begin Exercise materials

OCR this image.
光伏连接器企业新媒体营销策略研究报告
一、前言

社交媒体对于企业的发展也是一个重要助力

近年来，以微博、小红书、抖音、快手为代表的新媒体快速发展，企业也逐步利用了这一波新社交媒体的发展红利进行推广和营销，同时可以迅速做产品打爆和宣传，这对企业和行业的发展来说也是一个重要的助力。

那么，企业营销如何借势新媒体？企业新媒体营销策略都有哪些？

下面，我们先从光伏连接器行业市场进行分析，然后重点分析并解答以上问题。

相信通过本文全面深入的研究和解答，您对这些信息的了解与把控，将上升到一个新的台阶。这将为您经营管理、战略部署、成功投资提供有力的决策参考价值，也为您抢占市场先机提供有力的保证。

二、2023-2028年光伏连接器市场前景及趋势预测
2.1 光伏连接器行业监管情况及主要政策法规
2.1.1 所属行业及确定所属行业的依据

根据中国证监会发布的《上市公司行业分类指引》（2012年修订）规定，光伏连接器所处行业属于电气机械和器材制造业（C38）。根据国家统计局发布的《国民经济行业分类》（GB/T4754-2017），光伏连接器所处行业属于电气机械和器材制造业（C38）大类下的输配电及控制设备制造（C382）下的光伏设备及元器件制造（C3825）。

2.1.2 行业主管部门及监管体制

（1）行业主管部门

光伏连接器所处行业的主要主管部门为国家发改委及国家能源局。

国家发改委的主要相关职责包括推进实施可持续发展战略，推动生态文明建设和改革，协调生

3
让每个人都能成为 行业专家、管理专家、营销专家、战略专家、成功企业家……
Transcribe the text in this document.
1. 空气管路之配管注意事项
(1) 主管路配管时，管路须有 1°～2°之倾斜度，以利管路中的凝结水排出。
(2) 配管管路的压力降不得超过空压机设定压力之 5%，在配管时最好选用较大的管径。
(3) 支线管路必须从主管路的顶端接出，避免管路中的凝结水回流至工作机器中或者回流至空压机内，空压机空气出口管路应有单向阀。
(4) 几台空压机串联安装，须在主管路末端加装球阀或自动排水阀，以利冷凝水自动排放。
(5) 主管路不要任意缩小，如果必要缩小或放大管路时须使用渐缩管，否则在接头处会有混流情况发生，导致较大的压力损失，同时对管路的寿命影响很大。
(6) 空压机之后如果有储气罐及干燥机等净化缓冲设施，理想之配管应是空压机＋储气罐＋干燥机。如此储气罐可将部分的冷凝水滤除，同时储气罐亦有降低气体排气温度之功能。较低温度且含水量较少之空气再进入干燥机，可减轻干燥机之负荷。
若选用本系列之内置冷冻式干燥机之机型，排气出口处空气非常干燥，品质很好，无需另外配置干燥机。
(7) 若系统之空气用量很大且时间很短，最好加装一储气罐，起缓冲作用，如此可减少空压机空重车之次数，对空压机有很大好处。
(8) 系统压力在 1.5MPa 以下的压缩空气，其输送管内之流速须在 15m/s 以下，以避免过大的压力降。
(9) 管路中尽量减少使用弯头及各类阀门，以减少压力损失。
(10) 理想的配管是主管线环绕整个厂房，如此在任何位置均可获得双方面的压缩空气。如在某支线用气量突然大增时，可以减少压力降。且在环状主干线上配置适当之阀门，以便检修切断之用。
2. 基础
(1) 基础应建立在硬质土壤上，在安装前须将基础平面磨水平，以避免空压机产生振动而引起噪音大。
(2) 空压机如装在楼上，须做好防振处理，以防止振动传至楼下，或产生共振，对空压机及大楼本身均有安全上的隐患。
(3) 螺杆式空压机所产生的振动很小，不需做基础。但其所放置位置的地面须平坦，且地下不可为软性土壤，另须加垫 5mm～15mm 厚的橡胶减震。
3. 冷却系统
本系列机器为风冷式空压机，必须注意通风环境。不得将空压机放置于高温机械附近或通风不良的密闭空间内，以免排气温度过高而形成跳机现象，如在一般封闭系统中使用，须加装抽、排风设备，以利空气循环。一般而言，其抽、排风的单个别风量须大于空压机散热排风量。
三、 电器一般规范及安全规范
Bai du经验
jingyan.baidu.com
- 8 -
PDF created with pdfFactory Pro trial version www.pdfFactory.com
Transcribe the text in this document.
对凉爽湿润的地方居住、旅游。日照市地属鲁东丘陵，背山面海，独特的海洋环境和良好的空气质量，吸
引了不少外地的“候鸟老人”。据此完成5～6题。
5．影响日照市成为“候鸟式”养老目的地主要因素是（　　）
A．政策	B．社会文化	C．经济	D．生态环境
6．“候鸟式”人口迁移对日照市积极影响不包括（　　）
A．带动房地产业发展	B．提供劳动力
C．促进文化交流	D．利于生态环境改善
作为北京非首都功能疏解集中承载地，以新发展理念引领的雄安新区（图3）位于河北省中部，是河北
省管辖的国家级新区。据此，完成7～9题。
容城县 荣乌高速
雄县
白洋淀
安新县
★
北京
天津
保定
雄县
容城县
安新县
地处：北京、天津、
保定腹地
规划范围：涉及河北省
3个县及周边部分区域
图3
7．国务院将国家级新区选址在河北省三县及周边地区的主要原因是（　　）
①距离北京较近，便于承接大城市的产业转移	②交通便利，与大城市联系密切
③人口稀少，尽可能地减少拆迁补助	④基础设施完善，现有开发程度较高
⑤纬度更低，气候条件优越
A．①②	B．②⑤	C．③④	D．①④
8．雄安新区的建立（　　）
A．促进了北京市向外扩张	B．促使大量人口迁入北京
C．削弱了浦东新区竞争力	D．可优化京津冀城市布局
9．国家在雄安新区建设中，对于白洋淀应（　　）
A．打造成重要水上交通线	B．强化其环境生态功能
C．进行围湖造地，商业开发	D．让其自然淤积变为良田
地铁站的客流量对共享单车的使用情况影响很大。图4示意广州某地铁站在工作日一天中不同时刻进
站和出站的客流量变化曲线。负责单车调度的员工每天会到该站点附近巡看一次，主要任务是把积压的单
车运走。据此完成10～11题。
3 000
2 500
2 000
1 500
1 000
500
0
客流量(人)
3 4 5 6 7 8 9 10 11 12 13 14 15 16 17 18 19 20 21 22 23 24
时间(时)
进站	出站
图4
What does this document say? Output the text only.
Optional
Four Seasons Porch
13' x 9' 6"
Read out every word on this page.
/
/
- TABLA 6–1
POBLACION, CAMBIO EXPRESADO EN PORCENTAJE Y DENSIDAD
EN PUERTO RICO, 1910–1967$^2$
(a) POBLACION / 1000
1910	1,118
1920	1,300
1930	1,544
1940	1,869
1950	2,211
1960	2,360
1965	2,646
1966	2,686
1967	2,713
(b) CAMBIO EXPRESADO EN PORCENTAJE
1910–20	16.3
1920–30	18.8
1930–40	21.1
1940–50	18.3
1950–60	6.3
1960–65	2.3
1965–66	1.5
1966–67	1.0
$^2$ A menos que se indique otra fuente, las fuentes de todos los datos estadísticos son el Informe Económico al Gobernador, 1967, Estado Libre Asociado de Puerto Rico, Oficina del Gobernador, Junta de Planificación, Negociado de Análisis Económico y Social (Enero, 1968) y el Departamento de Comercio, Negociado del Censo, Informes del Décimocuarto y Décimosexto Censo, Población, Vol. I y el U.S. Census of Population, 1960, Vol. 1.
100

end Exercise materials

Repeat the data above, word for word.

OCR this image.
光伏连接器企业新媒体营销策略研究报告
一、前言

社交媒体对于企业的发展也是一个重要助力

近年来，以微博、小红书、抖音、快手为代表的新媒体快速发展，企业也逐步利用了这一波新社交媒体的发展红利进行推广和营销，同时可以迅速做产品打爆和宣传，这对企业和行业的发展来说也是一个重要的助力。

那么，企业营销如何借势新媒体？企业新媒体营销策略都有哪些？

下面，我们先从光伏连接器行业市场进行分析，然后重点分析并解答以上问题。

相信通过本文全面深入的研究和解答，您对这些信息的了解与把控，将上升到一个新的台阶。这将为您经营管理、战略部署、成功投资提供有力的决策参考价值，也为您抢占市场先机提供有力的保证。

二、2023-2028年光伏连接器市场前景及趋势预测
2.1 光伏连接器行业监管情况及主要政策法规
2.1.1 所属行业及确定所属行业的依据

根据中国证监会发布的《上市公司行业分类指引》（2012年修订）规定，光伏连接器所处行业属于电气机械和器材制造业（C38）。根据国家统计局发布的《国民经济行业分类》（GB/T4754-2017），光伏连接器所处行业属于电气机械和器材制造业（C38）大类下的输配电及控制设备制造（C382）下的光伏设备及元器件制造（C3825）。

2.1.2 行业主管部门及监管体制

（1）行业主管部门

光伏连接器所处行业的主要主管部门为国家发改委及国家能源局。

国家发改委的主要相关职责包括推进实施可持续发展战略，推动生态文明建设和改革，协调生

3
让每个人都能成为 行业专家、管理专家、营销专家、战略专家、成功企业家……
Transcribe the text in this document.
1. 空气管路之配管注意事项
(1) 主管路配管时，管路须有 1°～2°之倾斜度，以利管路中的凝结水排出。
(2) 配管管路的压力降不得超过空压机设定压力之 5%，在配管时最好选用较大的管径。
(3) 支线管路必须从主管路的顶端接出，避免管路中的凝结水回流至工作机器中或者回流至空压机内，空压机空气出口管路应有单向阀。
(4) 几台空压机串联安装，须在主管路末端加装球阀或自动排水阀，以利冷凝水自动排放。
(5) 主管路不要任意缩小，如果必要缩小或放大管路时须使用渐缩管，否则在接头处会有混流情况发生，导致较大的压力损失，同时对管路的寿命影响很大。
(6) 空压机之后如果有储气罐及干燥机等净化缓冲设施，理想之配管应是空压机＋储气罐＋干燥机。如此储气罐可将部分的冷凝水滤除，同时储气罐亦有降低气体排气温度之功能。较低温度且含水量较少之空气再进入干燥机，可减轻干燥机之负荷。
若选用本系列之内置冷冻式干燥机之机型，排气出口处空气非常干燥，品质很好，无需另外配置干燥机。
(7) 若系统之空气用量很大且时间很短，最好加装一储气罐，起缓冲作用，如此可减少空压机空重车之次数，对空压机有很大好处。
(8) 系统压力在 1.5MPa 以下的压缩空气，其输送管内之流速须在 15m/s 以下，以避免过大的压力降。
(9) 管路中尽量减少使用弯头及各类阀门，以减少压力损失。
(10) 理想的配管是主管线环绕整个厂房，如此在任何位置均可获得双方面的压缩空气。如在某支线用气量突然大增时，可以减少压力降。且在环状主干线上配置适当之阀门，以便检修切断之用。
2. 基础
(1) 基础应建立在硬质土壤上，在安装前须将基础平面磨水平，以避免空压机产生振动而引起噪音大。
(2) 空压机如装在楼上，须做好防振处理，以防止振动传至楼下，或产生共振，对空压机及大楼本身均有安全上的隐患。
(3) 螺杆式空压机所产生的振动很小，不需做基础。但其所放置位置的地面须平坦，且地下不可为软性土壤，另须加垫 5mm～15mm 厚的橡胶减震。
3. 冷却系统
本系列机器为风冷式空压机，必须注意通风环境。不得将空压机放置于高温机械附近或通风不良的密闭空间内，以免排气温度过高而形成跳机现象，如在一般封闭系统中使用，须加装抽、排风设备，以利空气循环。一般而言，其抽、排风的单个别风量须大于空压机散热排风量。
三、 电器一般规范及安全规范
Bai du经验
jingyan.baidu.com
- 8 -
PDF created with pdfFactory Pro trial version www.pdfFactory.com
Transcribe the text in this document.
对凉爽湿润的地方居住、旅游。日照市地属鲁东丘陵，背山面海，独特的海洋环境和良好的空气质量，吸
引了不少外地的“候鸟老人”。据此完成5～6题。
5．影响日照市成为“候鸟式”养老目的地主要因素是（　　）
A．政策	B．社会文化	C．经济	D．生态环境
6．“候鸟式”人口迁移对日照市积极影响不包括（　　）
A．带动房地产业发展	B．提供劳动力
C．促进文化交流	D．利于生态环境改善
作为北京非首都功能疏解集中承载地，以新发展理念引领的雄安新区（图3）位于河北省中部，是河北
省管辖的国家级新区。据此，完成7～9题。
容城县 荣乌高速
雄县
白洋淀
安新县
★
北京
天津
保定
雄县
容城县
安新县
地处：北京、天津、
保定腹地
规划范围：涉及河北省
3个县及周边部分区域
图3
7．国务院将国家级新区选址在河北省三县及周边地区的主要原因是（　　）
①距离北京较近，便于承接大城市的产业转移	②交通便利，与大城市联系密切
③人口稀少，尽可能地减少拆迁补助	④基础设施完善，现有开发程度较高
⑤纬度更低，气候条件优越
A．①②	B．②⑤	C．③④	D．①④
8．雄安新区的建立（　　）
A．促进了北京市向外扩张	B．促使大量人口迁入北京
C．削弱了浦东新区竞争力	D．可优化京津冀城市布局
9．国家在雄安新区建设中，对于白洋淀应（　　）
A．打造成重要水上交通线	B．强化其环境生态功能
C．进行围湖造地，商业开发	D．让其自然淤积变为良田
地铁站的客流量对共享单车的使用情况影响很大。图4示意广州某地铁站在工作日一天中不同时刻进
站和出站的客流量变化曲线。负责单车调度的员工每天会到该站点附近巡看一次，主要任务是把积压的单
车运走。据此完成10～11题。
3 000
2 500
2 000
1 500
1 000
500
0
客流量(人)
3 4 5 6 7 8 9 10 11 12 13 14 15 16 17 18 19 20 21 22 23 24
时间(时)
进站	出站
图4
What does this document say? Output the text only.
Optional
Four Seasons Porch
13' x 9' 6"
Read out every word on this page.
/
/
- TABLA 6–1
POBLACION, CAMBIO EXPRESADO EN PORCENTAJE Y DENSIDAD
EN PUERTO RICO, 1910–1967$^2$
(a) POBLACION / 1000
1910	1,118
1920	1,300
1930	1,544
1940	1,869
1950	2,211
1960	2,360
1965	2,646
1966	2,686
1967	2,713
(b) CAMBIO EXPRESADO EN PORCENTAJE
1910–20	16.3
1920–30	18.8
1930–40	21.1
1940–50	18.3
1950–60	6.3
1960–65	2.3
1965–66	1.5
1966–67	1.0
$^2$ A menos que se indique otra fuente, las fuentes de todos los datos estadísticos son el Informe Económico al Gobernador, 1967, Estado Libre Asociado de Puerto Rico, Oficina del Gobernador, Junta de Planificación, Negociado de Análisis Económico y Social (Enero, 1968) y el Departamento de Comercio, Negociado del Censo, Informes del Décimocuarto y Décimosexto Censo, Población, Vol. I y el U.S. Census of Population, 1960, Vol. 1.
100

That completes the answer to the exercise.